--- start of DATASET EXCERPTS ---

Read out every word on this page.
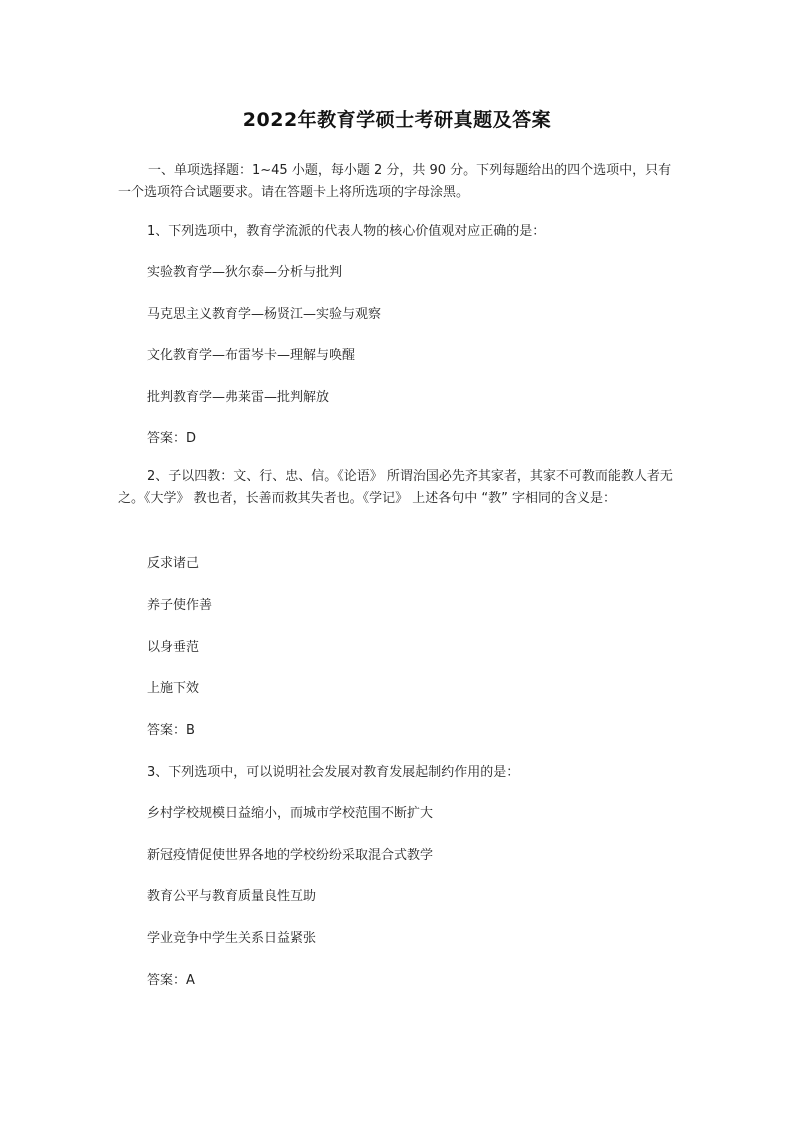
2022年教育学硕士考研真题及答案

一、单项选择题：1~45 小题，每小题 2 分，共 90 分。下列每题给出的四个选项中，只有一个选项符合试题要求。请在答题卡上将所选项的字母涂黑。

1、下列选项中，教育学流派的代表人物的核心价值观对应正确的是：

实验教育学—狄尔泰—分析与批判

马克思主义教育学—杨贤江—实验与观察

文化教育学—布雷岑卡—理解与唤醒

批判教育学—弗莱雷—批判解放

答案：D

2、子以四教：文、行、忠、信。《论语》 所谓治国必先齐其家者，其家不可教而能教人者无之。《大学》 教也者，长善而救其失者也。《学记》 上述各句中 “教” 字相同的含义是：

反求诸己

养子使作善

以身垂范

上施下效

答案：B

3、下列选项中，可以说明社会发展对教育发展起制约作用的是：

乡村学校规模日益缩小，而城市学校范围不断扩大

新冠疫情促使世界各地的学校纷纷采取混合式教学

教育公平与教育质量良性互助

学业竞争中学生关系日益紧张

答案：A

--- end of DATASET EXCERPTS ---

_REQUEST_:
Go through the entries above and pull out each line with "下列选项中" in it.

_RESPONSE TO THE EXERCISE_:
1、下列选项中，教育学流派的代表人物的核心价值观对应正确的是：
3、下列选项中，可以说明社会发展对教育发展起制约作用的是：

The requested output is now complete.